What is required :: Return the records that follow unaltered. Omit every picture.

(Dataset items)
::::::

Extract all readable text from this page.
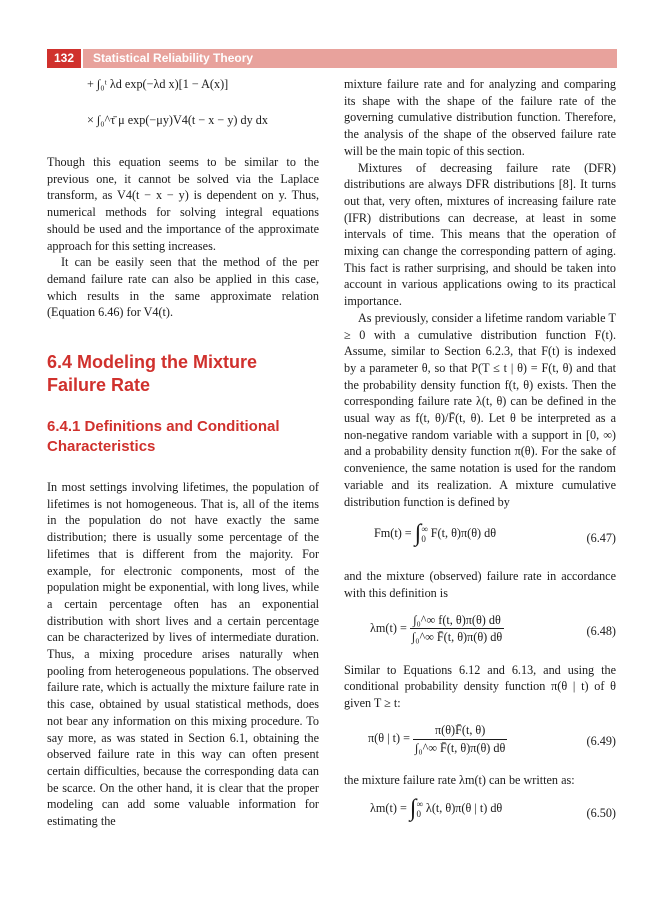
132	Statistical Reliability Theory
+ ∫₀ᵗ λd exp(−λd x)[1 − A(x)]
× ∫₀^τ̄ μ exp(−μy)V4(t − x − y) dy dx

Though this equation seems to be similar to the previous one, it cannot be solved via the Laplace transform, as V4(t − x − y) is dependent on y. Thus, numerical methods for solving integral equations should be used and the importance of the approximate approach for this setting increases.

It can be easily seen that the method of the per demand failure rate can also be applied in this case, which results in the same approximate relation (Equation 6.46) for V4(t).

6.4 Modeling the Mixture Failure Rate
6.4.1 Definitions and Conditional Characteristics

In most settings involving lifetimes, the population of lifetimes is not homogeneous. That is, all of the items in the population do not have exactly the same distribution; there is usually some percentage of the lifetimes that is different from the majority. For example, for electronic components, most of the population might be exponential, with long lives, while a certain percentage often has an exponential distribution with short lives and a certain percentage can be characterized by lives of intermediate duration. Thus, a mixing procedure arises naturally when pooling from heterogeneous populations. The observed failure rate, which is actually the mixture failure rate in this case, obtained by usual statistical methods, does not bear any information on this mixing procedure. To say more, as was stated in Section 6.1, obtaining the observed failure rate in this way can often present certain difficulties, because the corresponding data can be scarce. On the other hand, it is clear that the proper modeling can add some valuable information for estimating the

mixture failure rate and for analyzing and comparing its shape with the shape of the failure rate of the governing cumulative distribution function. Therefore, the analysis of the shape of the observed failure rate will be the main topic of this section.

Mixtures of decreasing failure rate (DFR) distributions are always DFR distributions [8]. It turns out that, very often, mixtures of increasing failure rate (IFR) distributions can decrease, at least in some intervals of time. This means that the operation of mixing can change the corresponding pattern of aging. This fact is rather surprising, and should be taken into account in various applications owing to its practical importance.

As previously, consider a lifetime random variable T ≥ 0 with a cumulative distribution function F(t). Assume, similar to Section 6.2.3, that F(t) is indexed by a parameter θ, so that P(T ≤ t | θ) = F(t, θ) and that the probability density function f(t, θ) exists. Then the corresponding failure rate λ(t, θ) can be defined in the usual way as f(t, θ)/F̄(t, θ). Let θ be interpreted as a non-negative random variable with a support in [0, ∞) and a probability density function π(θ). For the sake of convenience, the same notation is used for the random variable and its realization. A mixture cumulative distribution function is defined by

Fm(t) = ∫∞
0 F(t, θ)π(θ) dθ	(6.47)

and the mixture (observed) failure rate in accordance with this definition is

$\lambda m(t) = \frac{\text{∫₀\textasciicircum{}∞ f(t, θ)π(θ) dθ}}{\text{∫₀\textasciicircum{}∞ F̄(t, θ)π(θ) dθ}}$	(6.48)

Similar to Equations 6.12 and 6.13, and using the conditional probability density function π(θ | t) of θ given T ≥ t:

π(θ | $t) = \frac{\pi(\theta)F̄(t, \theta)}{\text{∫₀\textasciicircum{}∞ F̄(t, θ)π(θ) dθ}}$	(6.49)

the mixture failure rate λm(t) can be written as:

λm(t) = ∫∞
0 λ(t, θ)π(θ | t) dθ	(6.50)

::::::

Response ::
Extract all readable text from this page.
132	Statistical Reliability Theory
+ ∫₀ᵗ λd exp(−λd x)[1 − A(x)]
× ∫₀^τ̄ μ exp(−μy)V4(t − x − y) dy dx

Though this equation seems to be similar to the previous one, it cannot be solved via the Laplace transform, as V4(t − x − y) is dependent on y. Thus, numerical methods for solving integral equations should be used and the importance of the approximate approach for this setting increases.

It can be easily seen that the method of the per demand failure rate can also be applied in this case, which results in the same approximate relation (Equation 6.46) for V4(t).

6.4 Modeling the Mixture Failure Rate
6.4.1 Definitions and Conditional Characteristics

In most settings involving lifetimes, the population of lifetimes is not homogeneous. That is, all of the items in the population do not have exactly the same distribution; there is usually some percentage of the lifetimes that is different from the majority. For example, for electronic components, most of the population might be exponential, with long lives, while a certain percentage often has an exponential distribution with short lives and a certain percentage can be characterized by lives of intermediate duration. Thus, a mixing procedure arises naturally when pooling from heterogeneous populations. The observed failure rate, which is actually the mixture failure rate in this case, obtained by usual statistical methods, does not bear any information on this mixing procedure. To say more, as was stated in Section 6.1, obtaining the observed failure rate in this way can often present certain difficulties, because the corresponding data can be scarce. On the other hand, it is clear that the proper modeling can add some valuable information for estimating the

mixture failure rate and for analyzing and comparing its shape with the shape of the failure rate of the governing cumulative distribution function. Therefore, the analysis of the shape of the observed failure rate will be the main topic of this section.

Mixtures of decreasing failure rate (DFR) distributions are always DFR distributions [8]. It turns out that, very often, mixtures of increasing failure rate (IFR) distributions can decrease, at least in some intervals of time. This means that the operation of mixing can change the corresponding pattern of aging. This fact is rather surprising, and should be taken into account in various applications owing to its practical importance.

As previously, consider a lifetime random variable T ≥ 0 with a cumulative distribution function F(t). Assume, similar to Section 6.2.3, that F(t) is indexed by a parameter θ, so that P(T ≤ t | θ) = F(t, θ) and that the probability density function f(t, θ) exists. Then the corresponding failure rate λ(t, θ) can be defined in the usual way as f(t, θ)/F̄(t, θ). Let θ be interpreted as a non-negative random variable with a support in [0, ∞) and a probability density function π(θ). For the sake of convenience, the same notation is used for the random variable and its realization. A mixture cumulative distribution function is defined by

Fm(t) = ∫∞
0 F(t, θ)π(θ) dθ	(6.47)

and the mixture (observed) failure rate in accordance with this definition is

$\lambda m(t) = \frac{\text{∫₀\textasciicircum{}∞ f(t, θ)π(θ) dθ}}{\text{∫₀\textasciicircum{}∞ F̄(t, θ)π(θ) dθ}}$	(6.48)

Similar to Equations 6.12 and 6.13, and using the conditional probability density function π(θ | t) of θ given T ≥ t:

π(θ | $t) = \frac{\pi(\theta)F̄(t, \theta)}{\text{∫₀\textasciicircum{}∞ F̄(t, θ)π(θ) dθ}}$	(6.49)

the mixture failure rate λm(t) can be written as:

λm(t) = ∫∞
0 λ(t, θ)π(θ | t) dθ	(6.50)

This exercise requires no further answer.